Records
═══
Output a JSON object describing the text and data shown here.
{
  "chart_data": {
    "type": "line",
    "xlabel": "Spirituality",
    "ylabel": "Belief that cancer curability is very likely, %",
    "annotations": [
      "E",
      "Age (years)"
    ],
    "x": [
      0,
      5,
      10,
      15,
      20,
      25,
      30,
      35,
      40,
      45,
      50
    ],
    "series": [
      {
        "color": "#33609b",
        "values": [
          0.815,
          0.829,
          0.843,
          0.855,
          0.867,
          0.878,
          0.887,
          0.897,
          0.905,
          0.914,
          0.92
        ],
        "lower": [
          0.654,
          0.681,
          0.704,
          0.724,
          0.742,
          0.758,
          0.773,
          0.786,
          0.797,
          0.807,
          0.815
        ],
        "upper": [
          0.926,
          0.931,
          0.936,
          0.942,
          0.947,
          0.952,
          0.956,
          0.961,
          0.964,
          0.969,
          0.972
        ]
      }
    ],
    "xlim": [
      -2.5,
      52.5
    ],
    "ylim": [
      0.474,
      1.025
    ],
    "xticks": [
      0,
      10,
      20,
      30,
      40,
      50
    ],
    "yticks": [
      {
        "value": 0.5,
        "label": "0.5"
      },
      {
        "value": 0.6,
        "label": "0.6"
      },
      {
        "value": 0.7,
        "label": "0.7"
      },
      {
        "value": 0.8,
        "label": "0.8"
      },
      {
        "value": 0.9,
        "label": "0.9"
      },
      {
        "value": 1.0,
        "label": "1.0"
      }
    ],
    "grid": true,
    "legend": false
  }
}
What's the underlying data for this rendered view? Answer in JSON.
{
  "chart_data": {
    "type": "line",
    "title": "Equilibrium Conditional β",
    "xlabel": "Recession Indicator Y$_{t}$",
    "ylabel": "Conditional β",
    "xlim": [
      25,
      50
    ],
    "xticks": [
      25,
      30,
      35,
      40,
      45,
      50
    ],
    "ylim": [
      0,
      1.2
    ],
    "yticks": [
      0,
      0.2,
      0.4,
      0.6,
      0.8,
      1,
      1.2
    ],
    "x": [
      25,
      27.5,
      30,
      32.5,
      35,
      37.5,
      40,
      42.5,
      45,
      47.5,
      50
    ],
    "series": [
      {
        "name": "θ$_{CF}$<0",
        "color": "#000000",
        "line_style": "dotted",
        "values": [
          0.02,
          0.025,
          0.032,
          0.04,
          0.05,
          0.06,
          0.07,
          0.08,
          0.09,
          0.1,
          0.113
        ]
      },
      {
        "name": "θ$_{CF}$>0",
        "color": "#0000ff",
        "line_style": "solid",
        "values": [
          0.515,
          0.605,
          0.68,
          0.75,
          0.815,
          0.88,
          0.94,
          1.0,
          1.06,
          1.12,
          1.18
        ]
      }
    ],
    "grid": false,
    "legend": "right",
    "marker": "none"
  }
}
═══
Could you reproduce every record above exactly as it appears?

## [Answer to this exercise]
Output a JSON object describing the text and data shown here.
{
  "chart_data": {
    "type": "line",
    "xlabel": "Spirituality",
    "ylabel": "Belief that cancer curability is very likely, %",
    "annotations": [
      "E",
      "Age (years)"
    ],
    "x": [
      0,
      5,
      10,
      15,
      20,
      25,
      30,
      35,
      40,
      45,
      50
    ],
    "series": [
      {
        "color": "#33609b",
        "values": [
          0.815,
          0.829,
          0.843,
          0.855,
          0.867,
          0.878,
          0.887,
          0.897,
          0.905,
          0.914,
          0.92
        ],
        "lower": [
          0.654,
          0.681,
          0.704,
          0.724,
          0.742,
          0.758,
          0.773,
          0.786,
          0.797,
          0.807,
          0.815
        ],
        "upper": [
          0.926,
          0.931,
          0.936,
          0.942,
          0.947,
          0.952,
          0.956,
          0.961,
          0.964,
          0.969,
          0.972
        ]
      }
    ],
    "xlim": [
      -2.5,
      52.5
    ],
    "ylim": [
      0.474,
      1.025
    ],
    "xticks": [
      0,
      10,
      20,
      30,
      40,
      50
    ],
    "yticks": [
      {
        "value": 0.5,
        "label": "0.5"
      },
      {
        "value": 0.6,
        "label": "0.6"
      },
      {
        "value": 0.7,
        "label": "0.7"
      },
      {
        "value": 0.8,
        "label": "0.8"
      },
      {
        "value": 0.9,
        "label": "0.9"
      },
      {
        "value": 1.0,
        "label": "1.0"
      }
    ],
    "grid": true,
    "legend": false
  }
}
What's the underlying data for this rendered view? Answer in JSON.
{
  "chart_data": {
    "type": "line",
    "title": "Equilibrium Conditional β",
    "xlabel": "Recession Indicator Y$_{t}$",
    "ylabel": "Conditional β",
    "xlim": [
      25,
      50
    ],
    "xticks": [
      25,
      30,
      35,
      40,
      45,
      50
    ],
    "ylim": [
      0,
      1.2
    ],
    "yticks": [
      0,
      0.2,
      0.4,
      0.6,
      0.8,
      1,
      1.2
    ],
    "x": [
      25,
      27.5,
      30,
      32.5,
      35,
      37.5,
      40,
      42.5,
      45,
      47.5,
      50
    ],
    "series": [
      {
        "name": "θ$_{CF}$<0",
        "color": "#000000",
        "line_style": "dotted",
        "values": [
          0.02,
          0.025,
          0.032,
          0.04,
          0.05,
          0.06,
          0.07,
          0.08,
          0.09,
          0.1,
          0.113
        ]
      },
      {
        "name": "θ$_{CF}$>0",
        "color": "#0000ff",
        "line_style": "solid",
        "values": [
          0.515,
          0.605,
          0.68,
          0.75,
          0.815,
          0.88,
          0.94,
          1.0,
          1.06,
          1.12,
          1.18
        ]
      }
    ],
    "grid": false,
    "legend": "right",
    "marker": "none"
  }
}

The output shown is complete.